» **WORK REQUIRED**:
Repeat every record below exactly, omitting any pictures.

» **PROVIDED INFORMATION**:
──────────

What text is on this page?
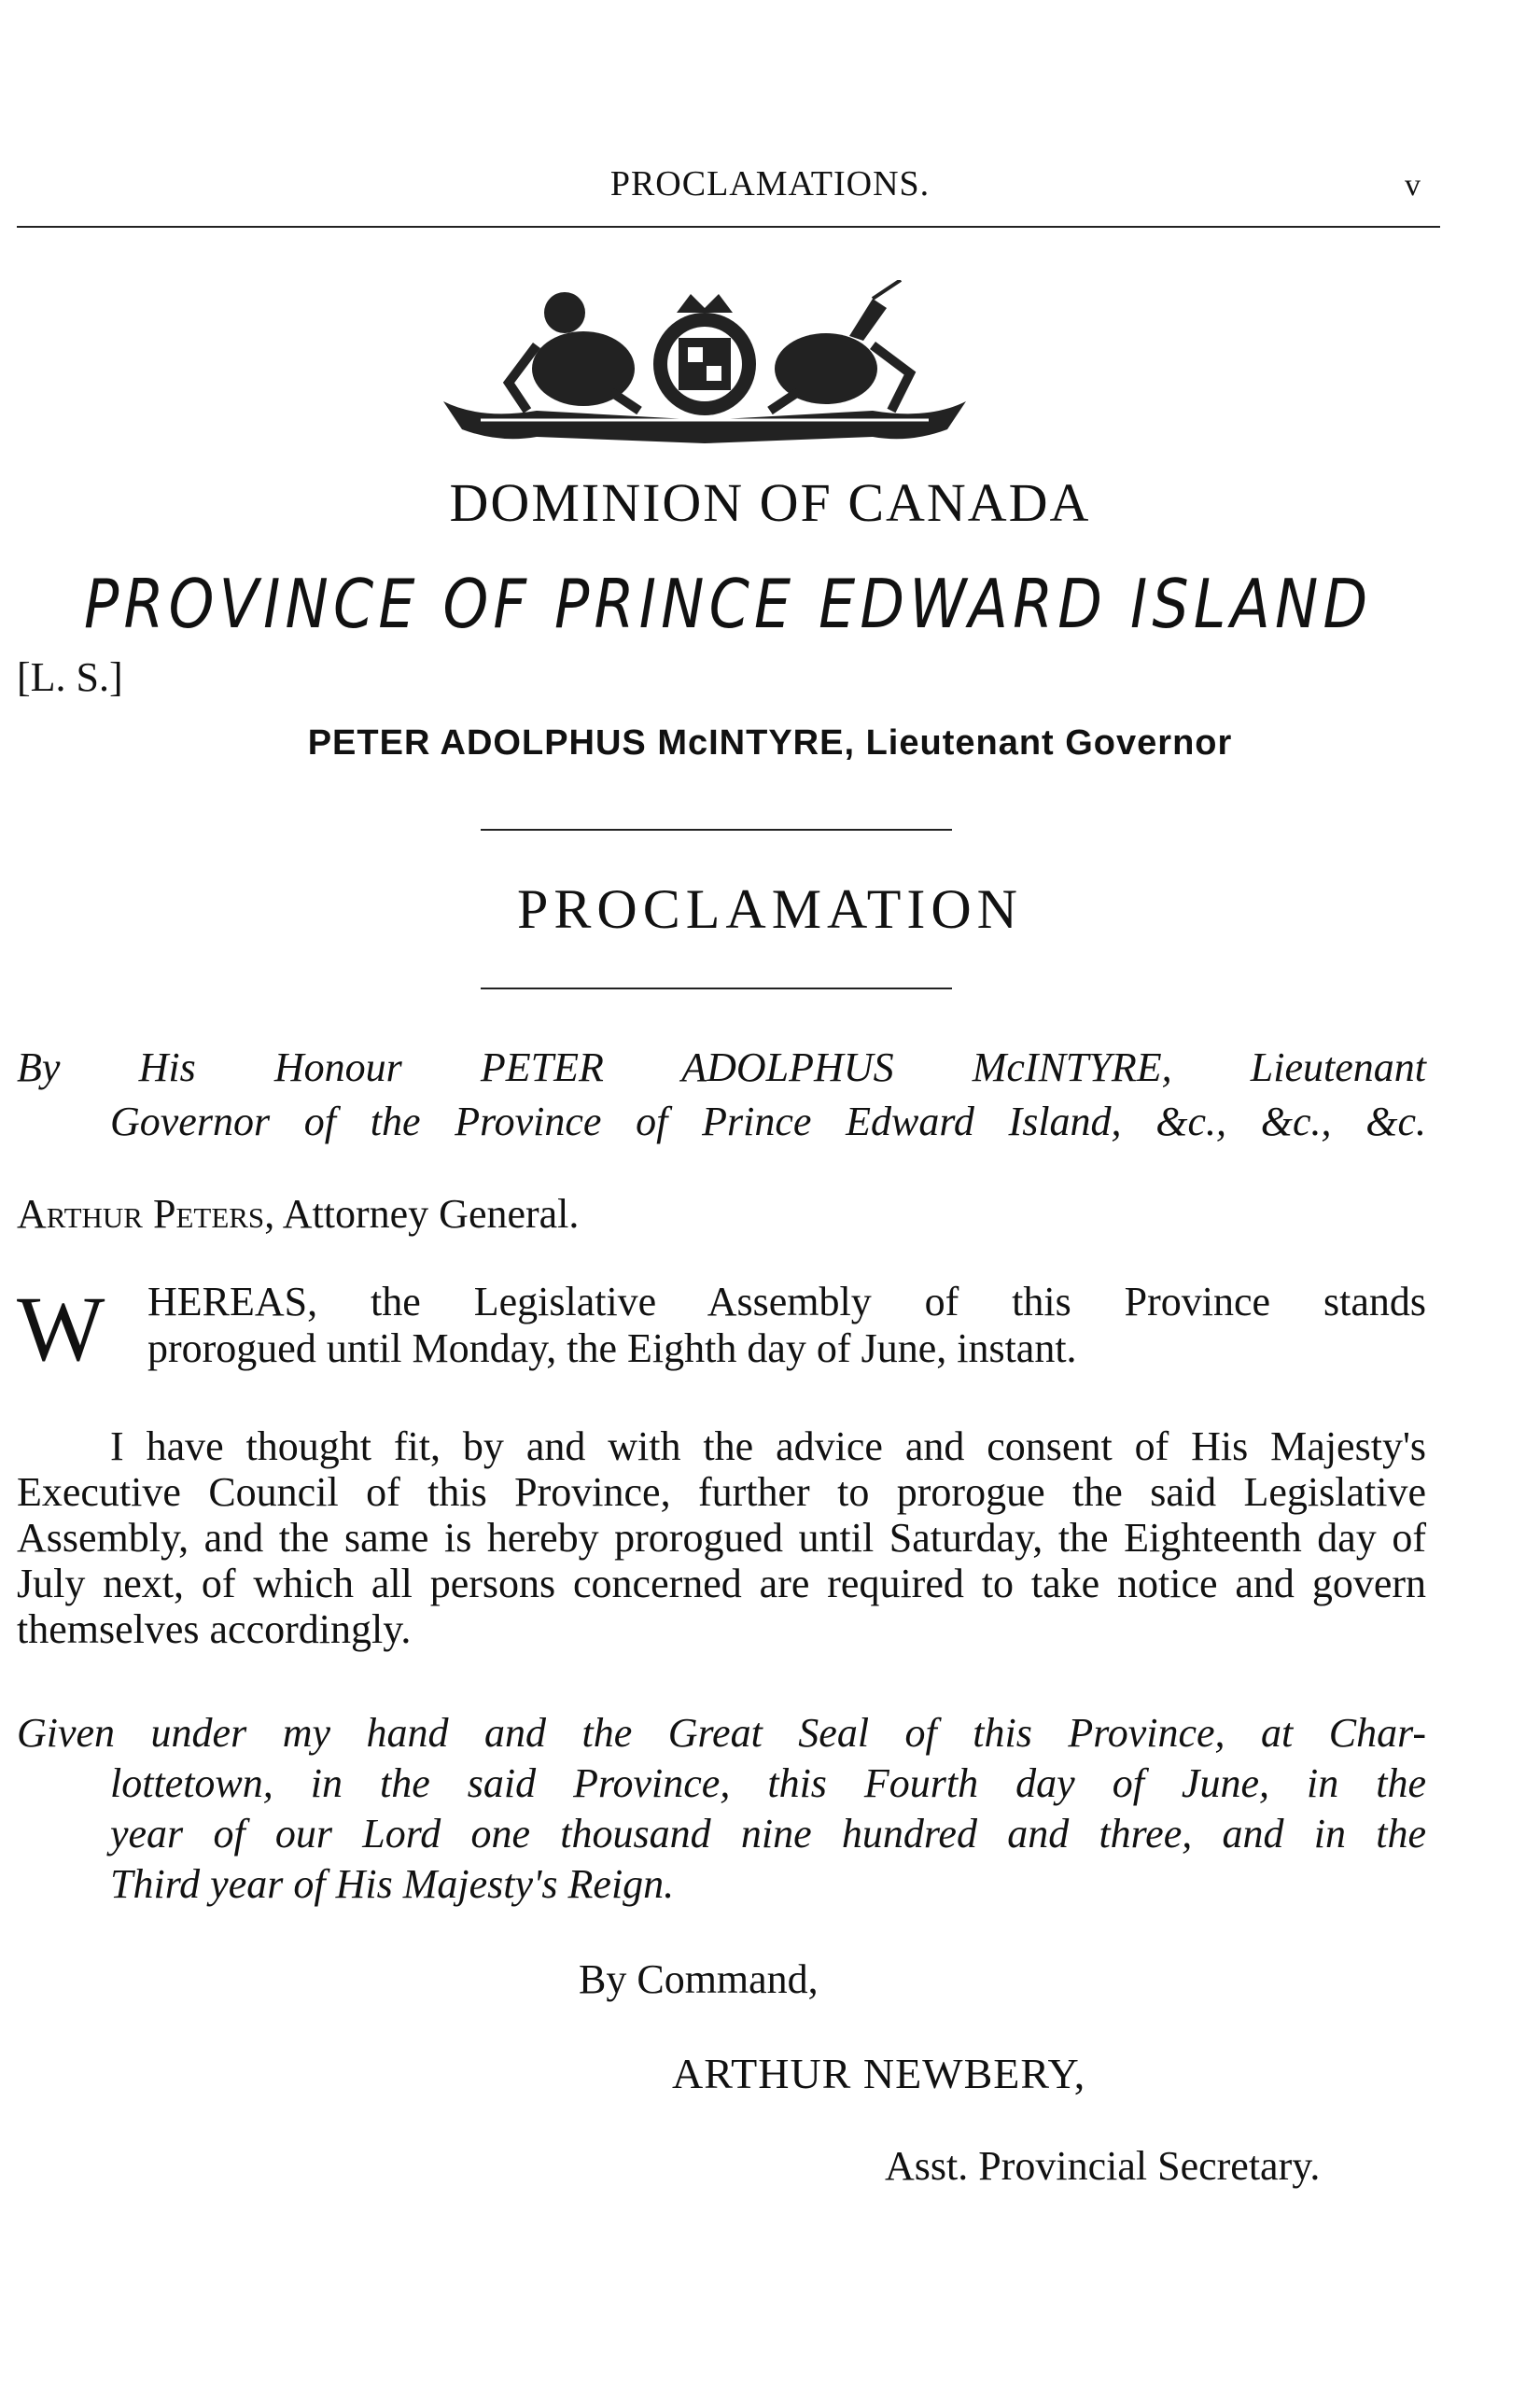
PROCLAMATIONS.	v
DOMINION OF CANADA
PROVINCE OF PRINCE EDWARD ISLAND
[L. S.]
PETER ADOLPHUS McINTYRE, Lieutenant Governor
PROCLAMATION
By His Honour PETER ADOLPHUS McINTYRE, Lieutenant
Governor of the Province of Prince Edward Island, &c., &c., &c.
Arthur Peters, Attorney General.
W	HEREAS, the Legislative Assembly of this Province stands
prorogued until Monday, the Eighth day of June, instant.
I have thought fit, by and with the advice and consent of His Majesty's Executive Council of this Province, further to prorogue the said Legislative Assembly, and the same is hereby prorogued until Saturday, the Eighteenth day of July next, of which all persons concerned are required to take notice and govern themselves accordingly.
Given under my hand and the Great Seal of this Province, at Char-
lottetown, in the said Province, this Fourth day of June, in the
year of our Lord one thousand nine hundred and three, and in the
Third year of His Majesty's Reign.
By Command,
ARTHUR NEWBERY,
Asst. Provincial Secretary.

──────────

» **EXERCISE SOLUTION**:
What text is on this page?
PROCLAMATIONS.	v
DOMINION OF CANADA
PROVINCE OF PRINCE EDWARD ISLAND
[L. S.]
PETER ADOLPHUS McINTYRE, Lieutenant Governor
PROCLAMATION
By His Honour PETER ADOLPHUS McINTYRE, Lieutenant
Governor of the Province of Prince Edward Island, &c., &c., &c.
Arthur Peters, Attorney General.
W	HEREAS, the Legislative Assembly of this Province stands
prorogued until Monday, the Eighth day of June, instant.
I have thought fit, by and with the advice and consent of His Majesty's Executive Council of this Province, further to prorogue the said Legislative Assembly, and the same is hereby prorogued until Saturday, the Eighteenth day of July next, of which all persons concerned are required to take notice and govern themselves accordingly.
Given under my hand and the Great Seal of this Province, at Char-
lottetown, in the said Province, this Fourth day of June, in the
year of our Lord one thousand nine hundred and three, and in the
Third year of His Majesty's Reign.
By Command,
ARTHUR NEWBERY,
Asst. Provincial Secretary.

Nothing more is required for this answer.